Stated problem
Gather each line of the entries below that includes "count".

· · · · · · ·

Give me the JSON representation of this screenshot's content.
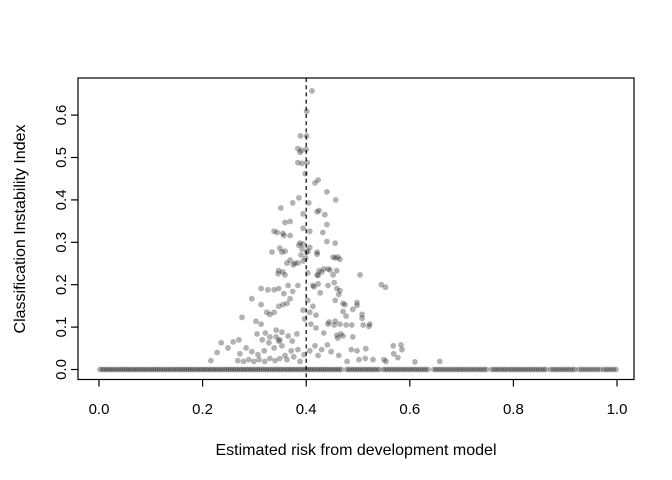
{
  "figure": {
    "background": "#ffffff",
    "title": ""
  },
  "chart_data": {
    "type": "scatter",
    "title": "",
    "xlabel": "Estimated risk from development model",
    "ylabel": "Classification Instability Index",
    "xlim": [
      -0.04,
      1.04
    ],
    "ylim": [
      -0.026,
      0.688
    ],
    "grid": false,
    "legend": "none",
    "axis_color": "#000000",
    "xticks": {
      "values": [
        0.0,
        0.2,
        0.4,
        0.6,
        0.8,
        1.0
      ],
      "labels": [
        "0.0",
        "0.2",
        "0.4",
        "0.6",
        "0.8",
        "1.0"
      ]
    },
    "yticks": {
      "values": [
        0.0,
        0.1,
        0.2,
        0.3,
        0.4,
        0.5,
        0.6
      ],
      "labels": [
        "0.0",
        "0.1",
        "0.2",
        "0.3",
        "0.4",
        "0.5",
        "0.6"
      ]
    },
    "vline": {
      "x": 0.4,
      "style": "dashed",
      "color": "#000000"
    },
    "point_style": {
      "color": "#000000",
      "opacity": 0.3,
      "radius_px": 2.9
    },
    "baseline_runs": [
      {
        "y": 0,
        "x_start": 0.002,
        "x_end": 0.468,
        "count": 110
      },
      {
        "y": 0,
        "x_start": 0.478,
        "x_end": 0.541,
        "count": 15
      },
      {
        "y": 0,
        "x_start": 0.549,
        "x_end": 0.635,
        "count": 20
      },
      {
        "y": 0,
        "x_start": 0.646,
        "x_end": 0.748,
        "count": 23
      },
      {
        "y": 0,
        "x_start": 0.758,
        "x_end": 0.863,
        "count": 24
      },
      {
        "y": 0,
        "x_start": 0.872,
        "x_end": 0.919,
        "count": 11
      },
      {
        "y": 0,
        "x_start": 0.927,
        "x_end": 0.967,
        "count": 9
      },
      {
        "y": 0,
        "x_start": 0.974,
        "x_end": 0.998,
        "count": 6
      }
    ],
    "points": [
      [
        0.411,
        0.657
      ],
      [
        0.401,
        0.609
      ],
      [
        0.389,
        0.551
      ],
      [
        0.401,
        0.551
      ],
      [
        0.384,
        0.521
      ],
      [
        0.391,
        0.517
      ],
      [
        0.4,
        0.519
      ],
      [
        0.388,
        0.512
      ],
      [
        0.384,
        0.488
      ],
      [
        0.392,
        0.486
      ],
      [
        0.402,
        0.488
      ],
      [
        0.398,
        0.462
      ],
      [
        0.417,
        0.44
      ],
      [
        0.423,
        0.447
      ],
      [
        0.44,
        0.419
      ],
      [
        0.457,
        0.4
      ],
      [
        0.425,
        0.375
      ],
      [
        0.386,
        0.405
      ],
      [
        0.405,
        0.393
      ],
      [
        0.374,
        0.393
      ],
      [
        0.351,
        0.381
      ],
      [
        0.394,
        0.367
      ],
      [
        0.421,
        0.372
      ],
      [
        0.436,
        0.365
      ],
      [
        0.359,
        0.347
      ],
      [
        0.369,
        0.349
      ],
      [
        0.394,
        0.333
      ],
      [
        0.44,
        0.342
      ],
      [
        0.344,
        0.323
      ],
      [
        0.357,
        0.316
      ],
      [
        0.338,
        0.326
      ],
      [
        0.355,
        0.321
      ],
      [
        0.369,
        0.316
      ],
      [
        0.388,
        0.298
      ],
      [
        0.386,
        0.293
      ],
      [
        0.407,
        0.326
      ],
      [
        0.432,
        0.323
      ],
      [
        0.44,
        0.302
      ],
      [
        0.456,
        0.298
      ],
      [
        0.334,
        0.277
      ],
      [
        0.349,
        0.286
      ],
      [
        0.353,
        0.277
      ],
      [
        0.359,
        0.279
      ],
      [
        0.369,
        0.258
      ],
      [
        0.378,
        0.251
      ],
      [
        0.363,
        0.251
      ],
      [
        0.375,
        0.247
      ],
      [
        0.384,
        0.251
      ],
      [
        0.392,
        0.284
      ],
      [
        0.401,
        0.277
      ],
      [
        0.39,
        0.27
      ],
      [
        0.399,
        0.263
      ],
      [
        0.407,
        0.288
      ],
      [
        0.394,
        0.296
      ],
      [
        0.403,
        0.279
      ],
      [
        0.421,
        0.277
      ],
      [
        0.421,
        0.272
      ],
      [
        0.394,
        0.256
      ],
      [
        0.452,
        0.265
      ],
      [
        0.461,
        0.265
      ],
      [
        0.456,
        0.263
      ],
      [
        0.465,
        0.26
      ],
      [
        0.347,
        0.233
      ],
      [
        0.355,
        0.23
      ],
      [
        0.346,
        0.226
      ],
      [
        0.359,
        0.223
      ],
      [
        0.421,
        0.223
      ],
      [
        0.43,
        0.23
      ],
      [
        0.442,
        0.237
      ],
      [
        0.452,
        0.223
      ],
      [
        0.504,
        0.223
      ],
      [
        0.425,
        0.233
      ],
      [
        0.434,
        0.237
      ],
      [
        0.446,
        0.235
      ],
      [
        0.459,
        0.233
      ],
      [
        0.403,
        0.228
      ],
      [
        0.423,
        0.222
      ],
      [
        0.313,
        0.191
      ],
      [
        0.326,
        0.188
      ],
      [
        0.338,
        0.188
      ],
      [
        0.347,
        0.191
      ],
      [
        0.384,
        0.198
      ],
      [
        0.413,
        0.198
      ],
      [
        0.423,
        0.202
      ],
      [
        0.454,
        0.205
      ],
      [
        0.465,
        0.186
      ],
      [
        0.427,
        0.181
      ],
      [
        0.415,
        0.195
      ],
      [
        0.442,
        0.198
      ],
      [
        0.459,
        0.191
      ],
      [
        0.463,
        0.177
      ],
      [
        0.365,
        0.198
      ],
      [
        0.374,
        0.184
      ],
      [
        0.357,
        0.179
      ],
      [
        0.295,
        0.167
      ],
      [
        0.369,
        0.167
      ],
      [
        0.545,
        0.2
      ],
      [
        0.553,
        0.194
      ],
      [
        0.313,
        0.153
      ],
      [
        0.324,
        0.135
      ],
      [
        0.33,
        0.13
      ],
      [
        0.338,
        0.135
      ],
      [
        0.347,
        0.149
      ],
      [
        0.355,
        0.153
      ],
      [
        0.363,
        0.156
      ],
      [
        0.403,
        0.163
      ],
      [
        0.413,
        0.149
      ],
      [
        0.394,
        0.14
      ],
      [
        0.407,
        0.135
      ],
      [
        0.419,
        0.128
      ],
      [
        0.475,
        0.153
      ],
      [
        0.498,
        0.151
      ],
      [
        0.456,
        0.163
      ],
      [
        0.471,
        0.156
      ],
      [
        0.498,
        0.158
      ],
      [
        0.471,
        0.137
      ],
      [
        0.49,
        0.142
      ],
      [
        0.508,
        0.13
      ],
      [
        0.477,
        0.126
      ],
      [
        0.508,
        0.121
      ],
      [
        0.276,
        0.123
      ],
      [
        0.303,
        0.114
      ],
      [
        0.313,
        0.107
      ],
      [
        0.397,
        0.119
      ],
      [
        0.409,
        0.107
      ],
      [
        0.419,
        0.098
      ],
      [
        0.442,
        0.107
      ],
      [
        0.454,
        0.105
      ],
      [
        0.465,
        0.107
      ],
      [
        0.477,
        0.105
      ],
      [
        0.488,
        0.105
      ],
      [
        0.51,
        0.105
      ],
      [
        0.523,
        0.107
      ],
      [
        0.444,
        0.112
      ],
      [
        0.456,
        0.114
      ],
      [
        0.521,
        0.102
      ],
      [
        0.305,
        0.084
      ],
      [
        0.321,
        0.086
      ],
      [
        0.434,
        0.086
      ],
      [
        0.459,
        0.081
      ],
      [
        0.467,
        0.084
      ],
      [
        0.342,
        0.093
      ],
      [
        0.353,
        0.088
      ],
      [
        0.382,
        0.084
      ],
      [
        0.365,
        0.079
      ],
      [
        0.33,
        0.077
      ],
      [
        0.315,
        0.07
      ],
      [
        0.342,
        0.077
      ],
      [
        0.349,
        0.07
      ],
      [
        0.236,
        0.063
      ],
      [
        0.259,
        0.065
      ],
      [
        0.27,
        0.07
      ],
      [
        0.328,
        0.063
      ],
      [
        0.347,
        0.067
      ],
      [
        0.373,
        0.067
      ],
      [
        0.338,
        0.051
      ],
      [
        0.353,
        0.056
      ],
      [
        0.284,
        0.051
      ],
      [
        0.249,
        0.051
      ],
      [
        0.295,
        0.042
      ],
      [
        0.307,
        0.035
      ],
      [
        0.319,
        0.044
      ],
      [
        0.272,
        0.037
      ],
      [
        0.228,
        0.04
      ],
      [
        0.49,
        0.077
      ],
      [
        0.461,
        0.074
      ],
      [
        0.471,
        0.079
      ],
      [
        0.487,
        0.047
      ],
      [
        0.498,
        0.044
      ],
      [
        0.515,
        0.049
      ],
      [
        0.568,
        0.056
      ],
      [
        0.583,
        0.058
      ],
      [
        0.585,
        0.047
      ],
      [
        0.569,
        0.037
      ],
      [
        0.417,
        0.056
      ],
      [
        0.43,
        0.047
      ],
      [
        0.407,
        0.044
      ],
      [
        0.441,
        0.058
      ],
      [
        0.448,
        0.042
      ],
      [
        0.384,
        0.047
      ],
      [
        0.371,
        0.044
      ],
      [
        0.396,
        0.035
      ],
      [
        0.423,
        0.033
      ],
      [
        0.463,
        0.033
      ],
      [
        0.479,
        0.019
      ],
      [
        0.502,
        0.023
      ],
      [
        0.514,
        0.026
      ],
      [
        0.529,
        0.023
      ],
      [
        0.55,
        0.023
      ],
      [
        0.577,
        0.028
      ],
      [
        0.61,
        0.018
      ],
      [
        0.554,
        0.019
      ],
      [
        0.658,
        0.019
      ],
      [
        0.363,
        0.023
      ],
      [
        0.376,
        0.03
      ],
      [
        0.388,
        0.019
      ],
      [
        0.359,
        0.033
      ],
      [
        0.349,
        0.026
      ],
      [
        0.34,
        0.021
      ],
      [
        0.33,
        0.026
      ],
      [
        0.32,
        0.019
      ],
      [
        0.309,
        0.023
      ],
      [
        0.299,
        0.019
      ],
      [
        0.289,
        0.023
      ],
      [
        0.279,
        0.019
      ],
      [
        0.268,
        0.021
      ],
      [
        0.216,
        0.021
      ]
    ]
  }
}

· · · · · · ·

Written reply
        "count": 110
        "count": 15
        "count": 20
        "count": 23
        "count": 24
        "count": 11
        "count": 9
        "count": 6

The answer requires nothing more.